▼
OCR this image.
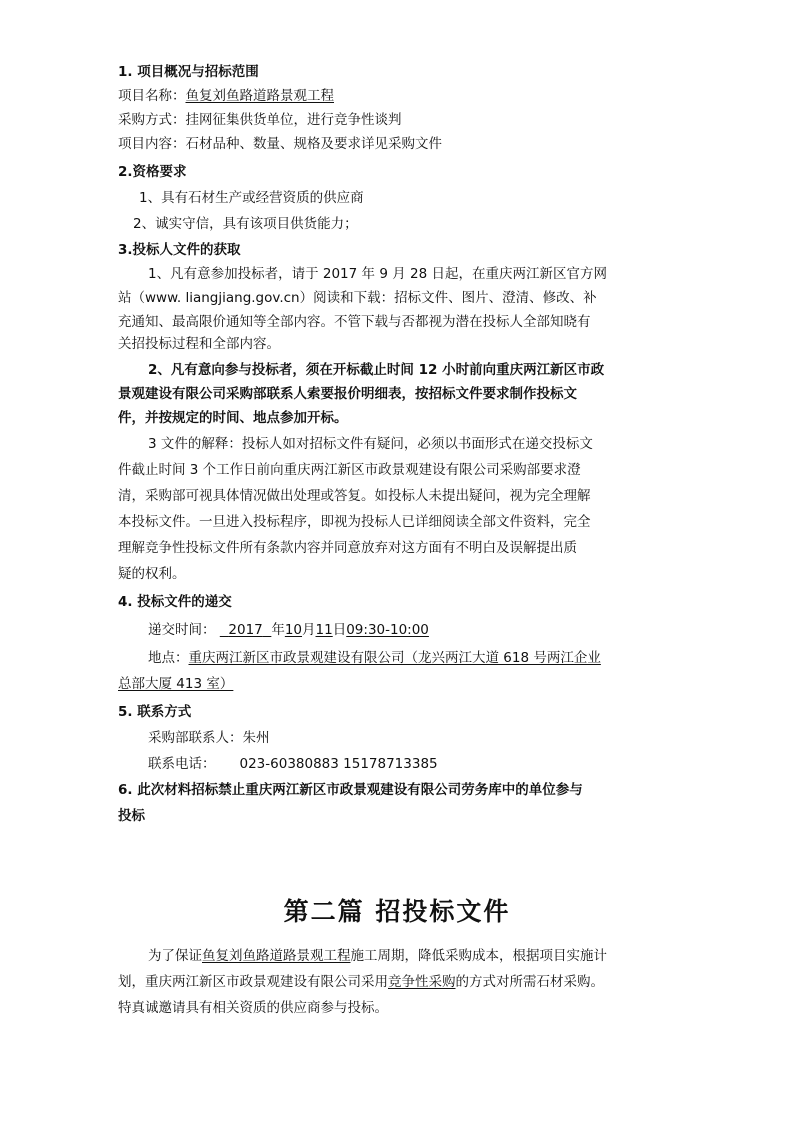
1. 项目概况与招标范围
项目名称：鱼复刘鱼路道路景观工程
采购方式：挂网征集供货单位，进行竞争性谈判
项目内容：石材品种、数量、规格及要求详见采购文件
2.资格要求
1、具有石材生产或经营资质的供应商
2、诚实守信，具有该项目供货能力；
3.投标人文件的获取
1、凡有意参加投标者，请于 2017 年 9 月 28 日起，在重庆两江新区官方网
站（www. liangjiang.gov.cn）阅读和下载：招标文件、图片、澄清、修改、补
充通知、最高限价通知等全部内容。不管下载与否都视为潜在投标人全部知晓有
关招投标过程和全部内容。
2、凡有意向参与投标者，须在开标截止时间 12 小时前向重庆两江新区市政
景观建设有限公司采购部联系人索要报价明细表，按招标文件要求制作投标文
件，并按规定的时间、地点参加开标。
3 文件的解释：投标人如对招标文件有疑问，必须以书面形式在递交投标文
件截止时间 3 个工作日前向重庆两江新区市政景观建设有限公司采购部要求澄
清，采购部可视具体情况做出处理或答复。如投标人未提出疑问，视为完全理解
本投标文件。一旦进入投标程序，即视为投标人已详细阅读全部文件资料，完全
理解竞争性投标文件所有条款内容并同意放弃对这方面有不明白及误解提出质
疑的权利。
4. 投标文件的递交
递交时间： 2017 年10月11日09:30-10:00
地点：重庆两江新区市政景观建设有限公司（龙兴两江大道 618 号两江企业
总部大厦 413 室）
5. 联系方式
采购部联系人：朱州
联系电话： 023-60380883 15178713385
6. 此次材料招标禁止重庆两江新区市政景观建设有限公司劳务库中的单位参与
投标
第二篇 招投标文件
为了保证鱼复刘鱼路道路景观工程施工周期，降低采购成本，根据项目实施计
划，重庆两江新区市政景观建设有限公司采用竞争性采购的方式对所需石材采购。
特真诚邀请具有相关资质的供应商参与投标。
▲
▼
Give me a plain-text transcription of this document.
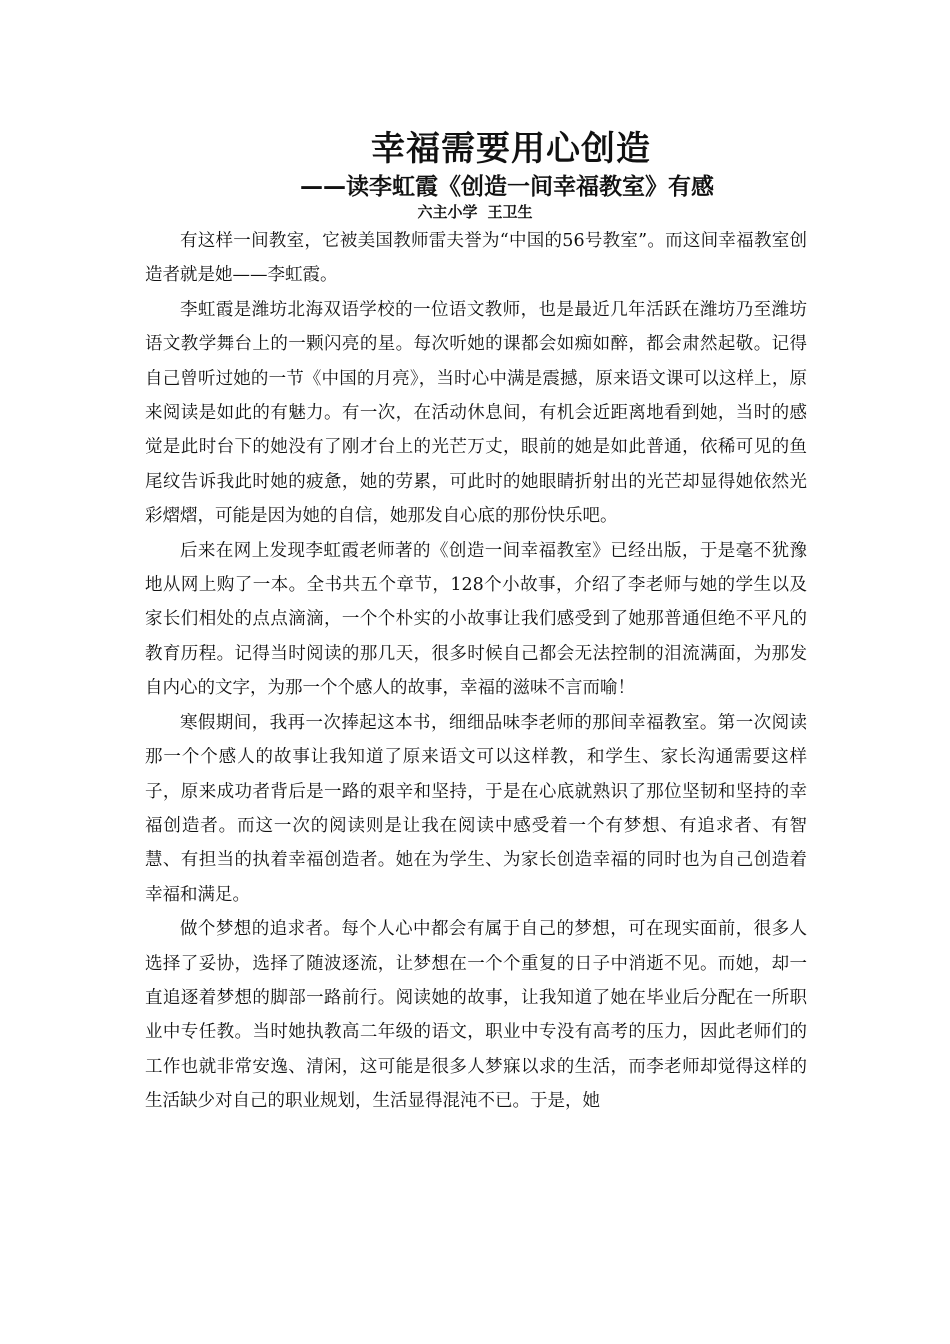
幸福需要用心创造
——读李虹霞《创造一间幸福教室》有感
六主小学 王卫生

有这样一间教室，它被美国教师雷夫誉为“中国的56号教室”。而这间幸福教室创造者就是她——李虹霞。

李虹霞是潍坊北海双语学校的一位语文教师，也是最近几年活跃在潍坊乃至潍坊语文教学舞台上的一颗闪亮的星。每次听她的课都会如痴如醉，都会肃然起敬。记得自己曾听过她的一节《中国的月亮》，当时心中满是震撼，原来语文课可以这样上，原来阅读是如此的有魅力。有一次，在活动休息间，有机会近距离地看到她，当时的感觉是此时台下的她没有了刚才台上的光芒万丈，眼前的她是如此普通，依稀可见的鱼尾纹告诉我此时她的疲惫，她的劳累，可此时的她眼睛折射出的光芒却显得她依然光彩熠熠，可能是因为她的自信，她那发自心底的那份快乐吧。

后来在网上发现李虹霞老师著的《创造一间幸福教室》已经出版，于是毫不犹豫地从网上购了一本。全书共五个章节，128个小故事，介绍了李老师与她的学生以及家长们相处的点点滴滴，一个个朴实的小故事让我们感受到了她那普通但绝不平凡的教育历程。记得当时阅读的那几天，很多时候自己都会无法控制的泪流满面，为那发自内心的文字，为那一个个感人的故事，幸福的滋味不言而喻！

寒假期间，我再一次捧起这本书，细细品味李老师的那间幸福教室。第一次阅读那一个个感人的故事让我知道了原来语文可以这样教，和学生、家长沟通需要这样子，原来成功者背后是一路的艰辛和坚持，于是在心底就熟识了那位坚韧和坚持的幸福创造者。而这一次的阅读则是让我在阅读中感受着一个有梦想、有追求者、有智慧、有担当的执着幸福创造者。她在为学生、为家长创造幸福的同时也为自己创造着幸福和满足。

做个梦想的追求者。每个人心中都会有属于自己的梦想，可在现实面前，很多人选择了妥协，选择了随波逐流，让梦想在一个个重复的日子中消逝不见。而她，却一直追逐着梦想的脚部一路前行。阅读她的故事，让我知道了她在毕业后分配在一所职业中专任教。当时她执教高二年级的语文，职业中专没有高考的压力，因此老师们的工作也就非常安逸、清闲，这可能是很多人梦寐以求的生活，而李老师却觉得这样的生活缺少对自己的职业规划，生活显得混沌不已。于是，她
▲
▼
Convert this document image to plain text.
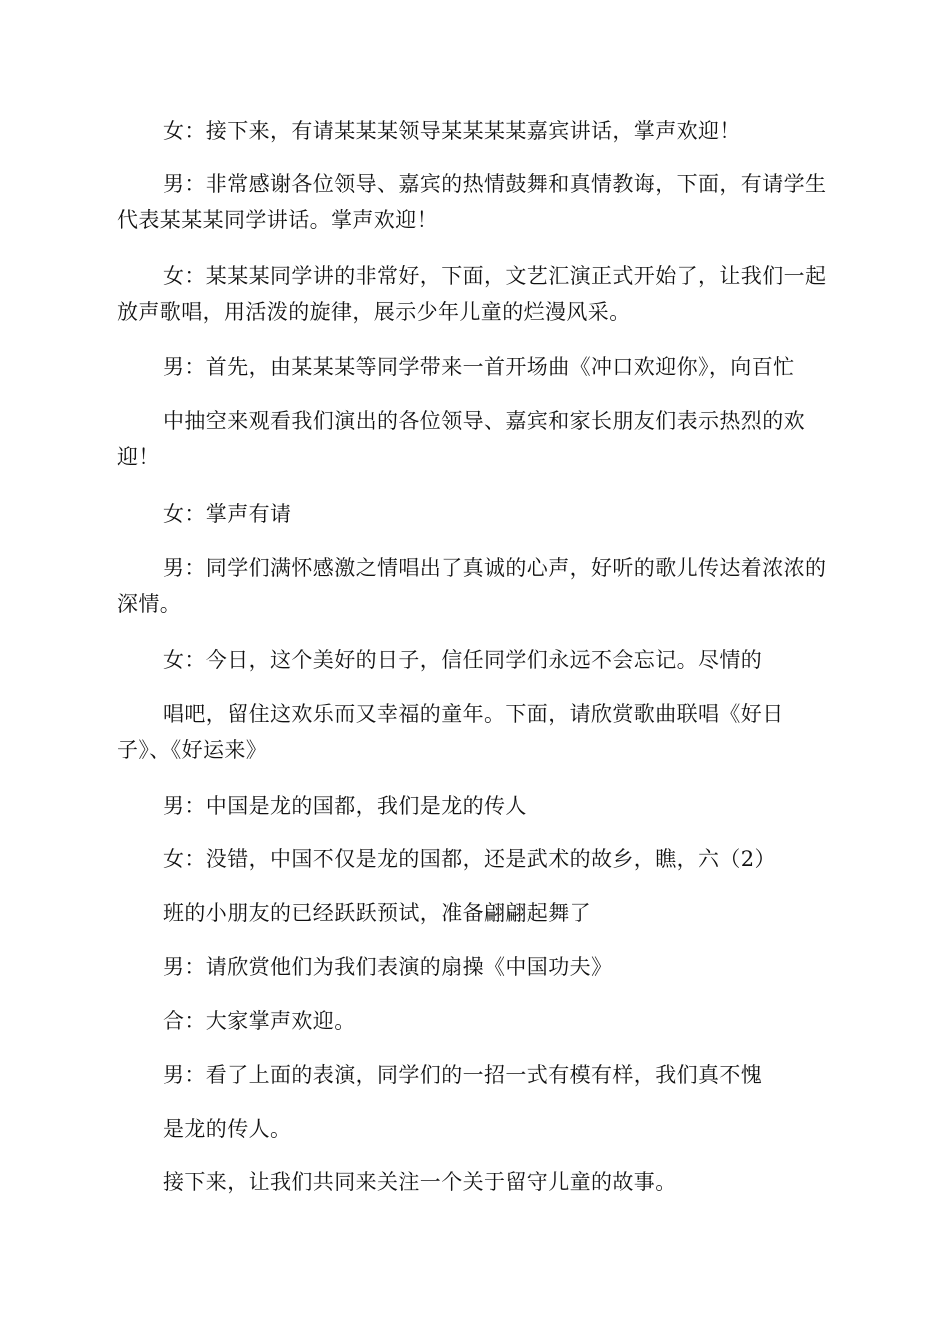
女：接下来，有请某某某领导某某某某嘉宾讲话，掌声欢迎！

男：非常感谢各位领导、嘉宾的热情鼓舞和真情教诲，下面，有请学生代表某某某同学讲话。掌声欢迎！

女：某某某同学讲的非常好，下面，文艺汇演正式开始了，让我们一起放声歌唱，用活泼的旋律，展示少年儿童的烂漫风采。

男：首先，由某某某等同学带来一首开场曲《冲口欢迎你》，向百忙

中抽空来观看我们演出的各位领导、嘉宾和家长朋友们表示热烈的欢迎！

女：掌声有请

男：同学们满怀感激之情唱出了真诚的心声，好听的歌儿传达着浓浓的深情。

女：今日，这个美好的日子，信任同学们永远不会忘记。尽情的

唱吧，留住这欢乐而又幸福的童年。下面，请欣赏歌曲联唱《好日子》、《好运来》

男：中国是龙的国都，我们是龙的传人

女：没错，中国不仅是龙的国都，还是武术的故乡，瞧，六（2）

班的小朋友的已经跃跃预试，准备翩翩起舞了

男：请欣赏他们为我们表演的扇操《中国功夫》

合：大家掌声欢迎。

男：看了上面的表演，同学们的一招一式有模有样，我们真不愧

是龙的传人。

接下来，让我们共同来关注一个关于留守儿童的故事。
▲
- _Description of the task_
Search the records for the word "image". Copy every line that has it.

- _Response_
OCR this image.
Convert this document image to plain text.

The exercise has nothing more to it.